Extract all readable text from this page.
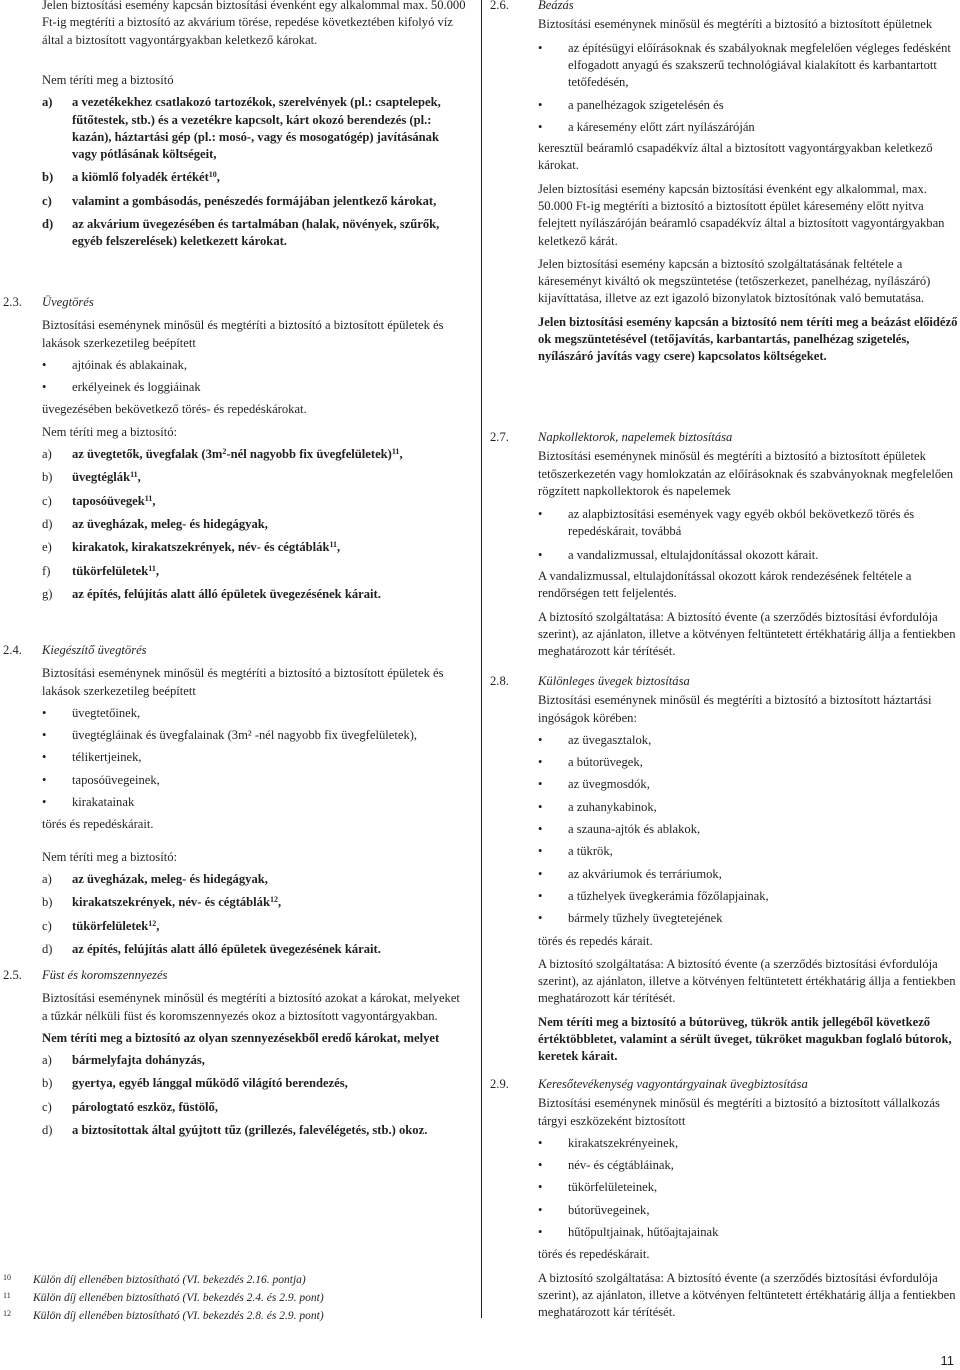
Jelen biztosítási esemény kapcsán biztosítási évenként egy alkalommal max. 50.000 Ft-ig megtéríti a biztosító az akvárium törése, repedése következtében kifolyó víz által a biztosított vagyontárgyakban keletkező károkat.

Nem téríti meg a biztosító

a) a vezetékekhez csatlakozó tartozékok, szerelvények (pl.: csaptelepek, fűtőtestek, stb.) és a vezetékre kapcsolt, kárt okozó berendezés (pl.: kazán), háztartási gép (pl.: mosó-, vagy és mosogatógép) javításának vagy pótlásának költségeit,
b) a kiömlő folyadék értékét$^{10}$,
c) valamint a gombásodás, penészedés formájában jelentkező károkat,
d) az akvárium üvegezésében és tartalmában (halak, növények, szűrők, egyéb felszerelések) keletkezett károkat.
2.3. Üvegtörés

Biztosítási eseménynek minősül és megtéríti a biztosító a biztosított épületek és lakások szerkezetileg beépített

• ajtóinak és ablakainak,

• erkélyeinek és loggiáinak

üvegezésében bekövetkező törés- és repedéskárokat.

Nem téríti meg a biztosító:

a) az üvegtetők, üvegfalak ($3m^2$-nél nagyobb fix üvegfelületek)$^{11}$,
b) üvegtéglák$^{11}$,
c) taposóüvegek$^{11}$,
d) az üvegházak, meleg- és hidegágyak,
e) kirakatok, kirakatszekrények, név- és cégtáblák$^{11}$,
f) tükörfelületek$^{11}$,
g) az építés, felújítás alatt álló épületek üvegezésének kárait.
2.4. Kiegészítő üvegtörés

Biztosítási eseménynek minősül és megtéríti a biztosító a biztosított épületek és lakások szerkezetileg beépített

• üvegtetőinek,

• üvegtégláinak és üvegfalainak (3m² -nél nagyobb fix üvegfelületek),

• télikertjeinek,

• taposóüvegeinek,

• kirakatainak

törés és repedéskárait.

Nem téríti meg a biztosító:

a) az üvegházak, meleg- és hidegágyak,
b) kirakatszekrények, név- és cégtáblák$^{12}$,
c) tükörfelületek$^{12}$,
d) az építés, felújítás alatt álló épületek üvegezésének kárait.
2.5. Füst és koromszennyezés

Biztosítási eseménynek minősül és megtéríti a biztosító azokat a károkat, melyeket a tűzkár nélküli füst és koromszennyezés okoz a biztosított vagyontárgyakban.

Nem téríti meg a biztosító az olyan szennyezésekből eredő károkat, melyet

a) bármelyfajta dohányzás,
b) gyertya, egyéb lánggal működő világító berendezés,
c) párologtató eszköz, füstölő,
d) a biztosítottak által gyújtott tűz (grillezés, falevélégetés, stb.) okoz.
10 Külön díj ellenében biztosítható (VI. bekezdés 2.16. pontja)
11 Külön díj ellenében biztosítható (VI. bekezdés 2.4. és 2.9. pont)
12 Külön díj ellenében biztosítható (VI. bekezdés 2.8. és 2.9. pont)
2.6. Beázás

Biztosítási eseménynek minősül és megtéríti a biztosító a biztosított épületnek

• az építésügyi előírásoknak és szabályoknak megfelelően végleges fedésként elfogadott anyagú és szakszerű technológiával kialakított és karbantartott tetőfedésén,

• a panelhézagok szigetelésén és

• a káresemény előtt zárt nyílászáróján

keresztül beáramló csapadékvíz által a biztosított vagyontárgyakban keletkező károkat.

Jelen biztosítási esemény kapcsán biztosítási évenként egy alkalommal, max. 50.000 Ft-ig megtéríti a biztosító a biztosított épület káresemény előtt nyitva felejtett nyílászáróján beáramló csapadékvíz által a biztosított vagyontárgyakban keletkező kárát.

Jelen biztosítási esemény kapcsán a biztosító szolgáltatásának feltétele a káreseményt kiváltó ok megszüntetése (tetőszerkezet, panelhézag, nyílászáró) kijavíttatása, illetve az ezt igazoló bizonylatok biztosítónak való bemutatása.

Jelen biztosítási esemény kapcsán a biztosító nem téríti meg a beázást előidéző ok megszüntetésével (tetőjavítás, karbantartás, panelhézag szigetelés, nyílászáró javítás vagy csere) kapcsolatos költségeket.

2.7. Napkollektorok, napelemek biztosítása

Biztosítási eseménynek minősül és megtéríti a biztosító a biztosított épületek tetőszerkezetén vagy homlokzatán az előírásoknak és szabványoknak megfelelően rögzített napkollektorok és napelemek

• az alapbiztosítási események vagy egyéb okból bekövetkező törés és repedéskárait, továbbá

• a vandalizmussal, eltulajdonítással okozott kárait.

A vandalizmussal, eltulajdonítással okozott károk rendezésének feltétele a rendőrségen tett feljelentés.

A biztosító szolgáltatása: A biztosító évente (a szerződés biztosítási évfordulója szerint), az ajánlaton, illetve a kötvényen feltüntetett értékhatárig állja a fentiekben meghatározott kár térítését.

2.8. Különleges üvegek biztosítása

Biztosítási eseménynek minősül és megtéríti a biztosító a biztosított háztartási ingóságok körében:

• az üvegasztalok,

• a bútorüvegek,

• az üvegmosdók,

• a zuhanykabinok,

• a szauna-ajtók és ablakok,

• a tükrök,

• az akváriumok és terráriumok,

• a tűzhelyek üvegkerámia főzőlapjainak,

• bármely tűzhely üvegtetejének

törés és repedés kárait.

A biztosító szolgáltatása: A biztosító évente (a szerződés biztosítási évfordulója szerint), az ajánlaton, illetve a kötvényen feltüntetett értékhatárig állja a fentiekben meghatározott kár térítését.

Nem téríti meg a biztosító a bútorüveg, tükrök antik jellegéből következő értéktöbbletet, valamint a sérült üveget, tükröket magukban foglaló bútorok, keretek kárait.

2.9. Keresőtevékenység vagyontárgyainak üvegbiztosítása

Biztosítási eseménynek minősül és megtéríti a biztosító a biztosított vállalkozás tárgyi eszközeként biztosított

• kirakatszekrényeinek,

• név- és cégtábláinak,

• tükörfelületeinek,

• bútorüvegeinek,

• hűtőpultjainak, hűtőajtajainak

törés és repedéskárait.

A biztosító szolgáltatása: A biztosító évente (a szerződés biztosítási évfordulója szerint), az ajánlaton, illetve a kötvényen feltüntetett értékhatárig állja a fentiekben meghatározott kár térítését.

11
◇ ◇ ◇ ◇
Go through the records line by line and count those containing the string "okozott". Give only the total.

2